### Information given
┏━━
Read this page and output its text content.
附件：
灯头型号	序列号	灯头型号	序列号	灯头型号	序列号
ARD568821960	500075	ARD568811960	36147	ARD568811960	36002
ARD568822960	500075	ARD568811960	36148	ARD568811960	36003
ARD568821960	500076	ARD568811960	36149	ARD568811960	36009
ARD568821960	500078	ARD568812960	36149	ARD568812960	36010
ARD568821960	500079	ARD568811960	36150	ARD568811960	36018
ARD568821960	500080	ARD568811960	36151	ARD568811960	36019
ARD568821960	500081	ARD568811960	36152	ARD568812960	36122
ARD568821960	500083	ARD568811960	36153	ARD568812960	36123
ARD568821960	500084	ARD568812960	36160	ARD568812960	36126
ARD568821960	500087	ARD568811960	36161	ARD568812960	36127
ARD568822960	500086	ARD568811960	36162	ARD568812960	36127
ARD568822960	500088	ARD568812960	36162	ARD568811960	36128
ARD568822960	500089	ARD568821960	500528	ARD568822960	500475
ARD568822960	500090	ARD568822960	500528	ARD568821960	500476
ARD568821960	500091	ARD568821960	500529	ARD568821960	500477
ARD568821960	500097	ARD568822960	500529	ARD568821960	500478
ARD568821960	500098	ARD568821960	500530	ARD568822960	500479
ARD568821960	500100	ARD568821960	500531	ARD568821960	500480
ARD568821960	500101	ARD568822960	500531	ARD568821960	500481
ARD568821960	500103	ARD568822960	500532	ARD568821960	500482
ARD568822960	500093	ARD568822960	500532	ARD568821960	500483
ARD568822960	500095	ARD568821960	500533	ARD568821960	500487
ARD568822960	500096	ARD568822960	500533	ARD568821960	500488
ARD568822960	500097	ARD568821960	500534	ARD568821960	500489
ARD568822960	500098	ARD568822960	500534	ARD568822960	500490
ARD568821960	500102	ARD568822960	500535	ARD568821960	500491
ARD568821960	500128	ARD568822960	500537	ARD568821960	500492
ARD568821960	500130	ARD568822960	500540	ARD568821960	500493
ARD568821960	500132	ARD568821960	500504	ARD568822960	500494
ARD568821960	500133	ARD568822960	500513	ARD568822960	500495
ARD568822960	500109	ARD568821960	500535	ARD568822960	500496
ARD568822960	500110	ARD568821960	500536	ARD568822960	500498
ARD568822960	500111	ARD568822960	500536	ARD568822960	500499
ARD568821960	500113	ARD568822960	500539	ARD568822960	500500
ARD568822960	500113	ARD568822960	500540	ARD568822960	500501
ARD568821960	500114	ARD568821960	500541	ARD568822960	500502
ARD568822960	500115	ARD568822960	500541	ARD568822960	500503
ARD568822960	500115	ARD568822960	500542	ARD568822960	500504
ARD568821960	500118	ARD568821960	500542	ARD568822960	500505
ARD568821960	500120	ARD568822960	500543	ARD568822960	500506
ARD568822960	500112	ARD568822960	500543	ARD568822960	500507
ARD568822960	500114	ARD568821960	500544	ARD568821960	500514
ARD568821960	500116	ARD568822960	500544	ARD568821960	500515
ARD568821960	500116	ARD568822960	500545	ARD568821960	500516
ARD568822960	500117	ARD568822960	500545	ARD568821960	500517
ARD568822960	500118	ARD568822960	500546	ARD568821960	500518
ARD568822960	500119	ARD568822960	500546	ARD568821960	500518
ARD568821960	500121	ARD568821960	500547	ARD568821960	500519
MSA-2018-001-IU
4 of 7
┗━━
### Exercise instructions
Quote the material exactly, leaving nothing out.

### Result
Read this page and output its text content.
附件：
灯头型号	序列号	灯头型号	序列号	灯头型号	序列号
ARD568821960	500075	ARD568811960	36147	ARD568811960	36002
ARD568822960	500075	ARD568811960	36148	ARD568811960	36003
ARD568821960	500076	ARD568811960	36149	ARD568811960	36009
ARD568821960	500078	ARD568812960	36149	ARD568812960	36010
ARD568821960	500079	ARD568811960	36150	ARD568811960	36018
ARD568821960	500080	ARD568811960	36151	ARD568811960	36019
ARD568821960	500081	ARD568811960	36152	ARD568812960	36122
ARD568821960	500083	ARD568811960	36153	ARD568812960	36123
ARD568821960	500084	ARD568812960	36160	ARD568812960	36126
ARD568821960	500087	ARD568811960	36161	ARD568812960	36127
ARD568822960	500086	ARD568811960	36162	ARD568812960	36127
ARD568822960	500088	ARD568812960	36162	ARD568811960	36128
ARD568822960	500089	ARD568821960	500528	ARD568822960	500475
ARD568822960	500090	ARD568822960	500528	ARD568821960	500476
ARD568821960	500091	ARD568821960	500529	ARD568821960	500477
ARD568821960	500097	ARD568822960	500529	ARD568821960	500478
ARD568821960	500098	ARD568821960	500530	ARD568822960	500479
ARD568821960	500100	ARD568821960	500531	ARD568821960	500480
ARD568821960	500101	ARD568822960	500531	ARD568821960	500481
ARD568821960	500103	ARD568822960	500532	ARD568821960	500482
ARD568822960	500093	ARD568822960	500532	ARD568821960	500483
ARD568822960	500095	ARD568821960	500533	ARD568821960	500487
ARD568822960	500096	ARD568822960	500533	ARD568821960	500488
ARD568822960	500097	ARD568821960	500534	ARD568821960	500489
ARD568822960	500098	ARD568822960	500534	ARD568822960	500490
ARD568821960	500102	ARD568822960	500535	ARD568821960	500491
ARD568821960	500128	ARD568822960	500537	ARD568821960	500492
ARD568821960	500130	ARD568822960	500540	ARD568821960	500493
ARD568821960	500132	ARD568821960	500504	ARD568822960	500494
ARD568821960	500133	ARD568822960	500513	ARD568822960	500495
ARD568822960	500109	ARD568821960	500535	ARD568822960	500496
ARD568822960	500110	ARD568821960	500536	ARD568822960	500498
ARD568822960	500111	ARD568822960	500536	ARD568822960	500499
ARD568821960	500113	ARD568822960	500539	ARD568822960	500500
ARD568822960	500113	ARD568822960	500540	ARD568822960	500501
ARD568821960	500114	ARD568821960	500541	ARD568822960	500502
ARD568822960	500115	ARD568822960	500541	ARD568822960	500503
ARD568822960	500115	ARD568822960	500542	ARD568822960	500504
ARD568821960	500118	ARD568821960	500542	ARD568822960	500505
ARD568821960	500120	ARD568822960	500543	ARD568822960	500506
ARD568822960	500112	ARD568822960	500543	ARD568822960	500507
ARD568822960	500114	ARD568821960	500544	ARD568821960	500514
ARD568821960	500116	ARD568822960	500544	ARD568821960	500515
ARD568821960	500116	ARD568822960	500545	ARD568821960	500516
ARD568822960	500117	ARD568822960	500545	ARD568821960	500517
ARD568822960	500118	ARD568822960	500546	ARD568821960	500518
ARD568822960	500119	ARD568822960	500546	ARD568821960	500518
ARD568821960	500121	ARD568821960	500547	ARD568821960	500519
MSA-2018-001-IU
4 of 7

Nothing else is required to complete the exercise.